WRITTEN EXERCISE: The listing below should be written out exactly; please include all of it.

INFORMATION SUPPLIED:
______
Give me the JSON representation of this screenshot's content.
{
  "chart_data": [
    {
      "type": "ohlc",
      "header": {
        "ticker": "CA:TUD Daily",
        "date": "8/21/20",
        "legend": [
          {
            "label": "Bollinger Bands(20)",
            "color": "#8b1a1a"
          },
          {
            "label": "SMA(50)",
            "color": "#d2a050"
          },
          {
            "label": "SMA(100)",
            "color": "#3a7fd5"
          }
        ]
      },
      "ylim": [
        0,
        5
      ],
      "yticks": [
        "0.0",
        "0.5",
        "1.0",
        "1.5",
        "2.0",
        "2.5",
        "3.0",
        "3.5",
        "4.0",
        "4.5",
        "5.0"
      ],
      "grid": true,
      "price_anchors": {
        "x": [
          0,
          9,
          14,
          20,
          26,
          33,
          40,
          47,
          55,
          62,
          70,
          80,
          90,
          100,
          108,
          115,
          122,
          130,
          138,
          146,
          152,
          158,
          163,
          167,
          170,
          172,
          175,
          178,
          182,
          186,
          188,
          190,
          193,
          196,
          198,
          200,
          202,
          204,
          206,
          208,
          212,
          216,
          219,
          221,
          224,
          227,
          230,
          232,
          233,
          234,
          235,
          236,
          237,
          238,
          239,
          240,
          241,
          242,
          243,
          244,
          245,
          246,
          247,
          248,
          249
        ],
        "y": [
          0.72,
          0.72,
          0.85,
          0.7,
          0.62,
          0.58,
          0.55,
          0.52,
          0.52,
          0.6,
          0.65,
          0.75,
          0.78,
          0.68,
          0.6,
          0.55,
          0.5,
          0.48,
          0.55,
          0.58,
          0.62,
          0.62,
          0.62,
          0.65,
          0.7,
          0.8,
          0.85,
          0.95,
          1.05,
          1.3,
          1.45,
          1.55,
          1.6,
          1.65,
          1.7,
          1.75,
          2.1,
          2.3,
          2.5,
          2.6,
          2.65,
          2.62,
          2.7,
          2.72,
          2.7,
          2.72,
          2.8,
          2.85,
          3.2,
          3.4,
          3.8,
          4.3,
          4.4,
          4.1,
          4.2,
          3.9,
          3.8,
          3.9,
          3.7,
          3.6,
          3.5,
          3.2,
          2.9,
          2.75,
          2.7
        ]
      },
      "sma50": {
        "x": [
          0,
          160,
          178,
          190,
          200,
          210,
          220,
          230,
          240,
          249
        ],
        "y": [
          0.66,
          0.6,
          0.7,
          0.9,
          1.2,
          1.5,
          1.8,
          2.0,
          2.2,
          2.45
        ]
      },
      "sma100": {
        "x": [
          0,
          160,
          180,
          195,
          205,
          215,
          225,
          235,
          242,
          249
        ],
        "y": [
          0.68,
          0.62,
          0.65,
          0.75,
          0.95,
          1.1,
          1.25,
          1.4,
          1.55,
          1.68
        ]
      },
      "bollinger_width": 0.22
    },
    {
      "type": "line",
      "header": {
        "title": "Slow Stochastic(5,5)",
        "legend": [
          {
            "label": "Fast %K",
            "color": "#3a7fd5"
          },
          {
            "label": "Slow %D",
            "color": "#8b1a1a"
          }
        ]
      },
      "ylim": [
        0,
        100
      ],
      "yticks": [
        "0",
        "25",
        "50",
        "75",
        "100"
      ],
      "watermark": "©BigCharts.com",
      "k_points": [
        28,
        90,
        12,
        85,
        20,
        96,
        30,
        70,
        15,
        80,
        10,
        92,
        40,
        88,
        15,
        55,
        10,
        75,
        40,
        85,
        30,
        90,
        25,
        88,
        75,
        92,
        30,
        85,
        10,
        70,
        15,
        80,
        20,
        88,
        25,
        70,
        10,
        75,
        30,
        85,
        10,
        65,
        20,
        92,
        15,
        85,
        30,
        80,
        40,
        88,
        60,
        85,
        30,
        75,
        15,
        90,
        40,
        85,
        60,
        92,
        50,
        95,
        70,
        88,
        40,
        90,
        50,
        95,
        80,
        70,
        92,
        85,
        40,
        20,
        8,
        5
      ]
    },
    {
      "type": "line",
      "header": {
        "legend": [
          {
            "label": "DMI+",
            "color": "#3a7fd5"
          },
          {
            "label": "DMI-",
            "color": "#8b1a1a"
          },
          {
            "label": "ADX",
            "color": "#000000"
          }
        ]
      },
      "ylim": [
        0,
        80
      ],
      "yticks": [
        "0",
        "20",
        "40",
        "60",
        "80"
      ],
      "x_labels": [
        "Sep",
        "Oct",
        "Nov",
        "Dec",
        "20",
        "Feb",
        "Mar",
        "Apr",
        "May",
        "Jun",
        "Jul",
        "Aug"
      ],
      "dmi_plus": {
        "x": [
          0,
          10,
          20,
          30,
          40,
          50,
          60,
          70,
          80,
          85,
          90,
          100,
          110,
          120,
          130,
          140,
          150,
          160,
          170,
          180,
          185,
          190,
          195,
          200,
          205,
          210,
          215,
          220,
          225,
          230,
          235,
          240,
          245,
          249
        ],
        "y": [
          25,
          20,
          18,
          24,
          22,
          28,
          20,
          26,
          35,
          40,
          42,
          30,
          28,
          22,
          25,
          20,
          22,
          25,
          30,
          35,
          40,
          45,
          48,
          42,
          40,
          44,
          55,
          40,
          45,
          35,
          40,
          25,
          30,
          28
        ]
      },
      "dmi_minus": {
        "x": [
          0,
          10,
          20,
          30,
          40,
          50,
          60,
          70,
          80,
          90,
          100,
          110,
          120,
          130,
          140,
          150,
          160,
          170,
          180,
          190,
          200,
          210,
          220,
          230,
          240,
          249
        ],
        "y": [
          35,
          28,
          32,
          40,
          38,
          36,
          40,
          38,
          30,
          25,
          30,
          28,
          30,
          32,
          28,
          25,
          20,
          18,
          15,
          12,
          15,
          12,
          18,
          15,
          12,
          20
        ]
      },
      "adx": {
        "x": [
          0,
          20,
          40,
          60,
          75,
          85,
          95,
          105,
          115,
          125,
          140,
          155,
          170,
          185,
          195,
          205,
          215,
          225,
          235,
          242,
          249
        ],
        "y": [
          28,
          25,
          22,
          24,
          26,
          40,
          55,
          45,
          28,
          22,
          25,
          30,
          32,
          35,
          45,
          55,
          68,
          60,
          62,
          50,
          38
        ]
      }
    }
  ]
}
______
IN RESPONSE:
Give me the JSON representation of this screenshot's content.
{
  "chart_data": [
    {
      "type": "ohlc",
      "header": {
        "ticker": "CA:TUD Daily",
        "date": "8/21/20",
        "legend": [
          {
            "label": "Bollinger Bands(20)",
            "color": "#8b1a1a"
          },
          {
            "label": "SMA(50)",
            "color": "#d2a050"
          },
          {
            "label": "SMA(100)",
            "color": "#3a7fd5"
          }
        ]
      },
      "ylim": [
        0,
        5
      ],
      "yticks": [
        "0.0",
        "0.5",
        "1.0",
        "1.5",
        "2.0",
        "2.5",
        "3.0",
        "3.5",
        "4.0",
        "4.5",
        "5.0"
      ],
      "grid": true,
      "price_anchors": {
        "x": [
          0,
          9,
          14,
          20,
          26,
          33,
          40,
          47,
          55,
          62,
          70,
          80,
          90,
          100,
          108,
          115,
          122,
          130,
          138,
          146,
          152,
          158,
          163,
          167,
          170,
          172,
          175,
          178,
          182,
          186,
          188,
          190,
          193,
          196,
          198,
          200,
          202,
          204,
          206,
          208,
          212,
          216,
          219,
          221,
          224,
          227,
          230,
          232,
          233,
          234,
          235,
          236,
          237,
          238,
          239,
          240,
          241,
          242,
          243,
          244,
          245,
          246,
          247,
          248,
          249
        ],
        "y": [
          0.72,
          0.72,
          0.85,
          0.7,
          0.62,
          0.58,
          0.55,
          0.52,
          0.52,
          0.6,
          0.65,
          0.75,
          0.78,
          0.68,
          0.6,
          0.55,
          0.5,
          0.48,
          0.55,
          0.58,
          0.62,
          0.62,
          0.62,
          0.65,
          0.7,
          0.8,
          0.85,
          0.95,
          1.05,
          1.3,
          1.45,
          1.55,
          1.6,
          1.65,
          1.7,
          1.75,
          2.1,
          2.3,
          2.5,
          2.6,
          2.65,
          2.62,
          2.7,
          2.72,
          2.7,
          2.72,
          2.8,
          2.85,
          3.2,
          3.4,
          3.8,
          4.3,
          4.4,
          4.1,
          4.2,
          3.9,
          3.8,
          3.9,
          3.7,
          3.6,
          3.5,
          3.2,
          2.9,
          2.75,
          2.7
        ]
      },
      "sma50": {
        "x": [
          0,
          160,
          178,
          190,
          200,
          210,
          220,
          230,
          240,
          249
        ],
        "y": [
          0.66,
          0.6,
          0.7,
          0.9,
          1.2,
          1.5,
          1.8,
          2.0,
          2.2,
          2.45
        ]
      },
      "sma100": {
        "x": [
          0,
          160,
          180,
          195,
          205,
          215,
          225,
          235,
          242,
          249
        ],
        "y": [
          0.68,
          0.62,
          0.65,
          0.75,
          0.95,
          1.1,
          1.25,
          1.4,
          1.55,
          1.68
        ]
      },
      "bollinger_width": 0.22
    },
    {
      "type": "line",
      "header": {
        "title": "Slow Stochastic(5,5)",
        "legend": [
          {
            "label": "Fast %K",
            "color": "#3a7fd5"
          },
          {
            "label": "Slow %D",
            "color": "#8b1a1a"
          }
        ]
      },
      "ylim": [
        0,
        100
      ],
      "yticks": [
        "0",
        "25",
        "50",
        "75",
        "100"
      ],
      "watermark": "©BigCharts.com",
      "k_points": [
        28,
        90,
        12,
        85,
        20,
        96,
        30,
        70,
        15,
        80,
        10,
        92,
        40,
        88,
        15,
        55,
        10,
        75,
        40,
        85,
        30,
        90,
        25,
        88,
        75,
        92,
        30,
        85,
        10,
        70,
        15,
        80,
        20,
        88,
        25,
        70,
        10,
        75,
        30,
        85,
        10,
        65,
        20,
        92,
        15,
        85,
        30,
        80,
        40,
        88,
        60,
        85,
        30,
        75,
        15,
        90,
        40,
        85,
        60,
        92,
        50,
        95,
        70,
        88,
        40,
        90,
        50,
        95,
        80,
        70,
        92,
        85,
        40,
        20,
        8,
        5
      ]
    },
    {
      "type": "line",
      "header": {
        "legend": [
          {
            "label": "DMI+",
            "color": "#3a7fd5"
          },
          {
            "label": "DMI-",
            "color": "#8b1a1a"
          },
          {
            "label": "ADX",
            "color": "#000000"
          }
        ]
      },
      "ylim": [
        0,
        80
      ],
      "yticks": [
        "0",
        "20",
        "40",
        "60",
        "80"
      ],
      "x_labels": [
        "Sep",
        "Oct",
        "Nov",
        "Dec",
        "20",
        "Feb",
        "Mar",
        "Apr",
        "May",
        "Jun",
        "Jul",
        "Aug"
      ],
      "dmi_plus": {
        "x": [
          0,
          10,
          20,
          30,
          40,
          50,
          60,
          70,
          80,
          85,
          90,
          100,
          110,
          120,
          130,
          140,
          150,
          160,
          170,
          180,
          185,
          190,
          195,
          200,
          205,
          210,
          215,
          220,
          225,
          230,
          235,
          240,
          245,
          249
        ],
        "y": [
          25,
          20,
          18,
          24,
          22,
          28,
          20,
          26,
          35,
          40,
          42,
          30,
          28,
          22,
          25,
          20,
          22,
          25,
          30,
          35,
          40,
          45,
          48,
          42,
          40,
          44,
          55,
          40,
          45,
          35,
          40,
          25,
          30,
          28
        ]
      },
      "dmi_minus": {
        "x": [
          0,
          10,
          20,
          30,
          40,
          50,
          60,
          70,
          80,
          90,
          100,
          110,
          120,
          130,
          140,
          150,
          160,
          170,
          180,
          190,
          200,
          210,
          220,
          230,
          240,
          249
        ],
        "y": [
          35,
          28,
          32,
          40,
          38,
          36,
          40,
          38,
          30,
          25,
          30,
          28,
          30,
          32,
          28,
          25,
          20,
          18,
          15,
          12,
          15,
          12,
          18,
          15,
          12,
          20
        ]
      },
      "adx": {
        "x": [
          0,
          20,
          40,
          60,
          75,
          85,
          95,
          105,
          115,
          125,
          140,
          155,
          170,
          185,
          195,
          205,
          215,
          225,
          235,
          242,
          249
        ],
        "y": [
          28,
          25,
          22,
          24,
          26,
          40,
          55,
          45,
          28,
          22,
          25,
          30,
          32,
          35,
          45,
          55,
          68,
          60,
          62,
          50,
          38
        ]
      }
    }
  ]
}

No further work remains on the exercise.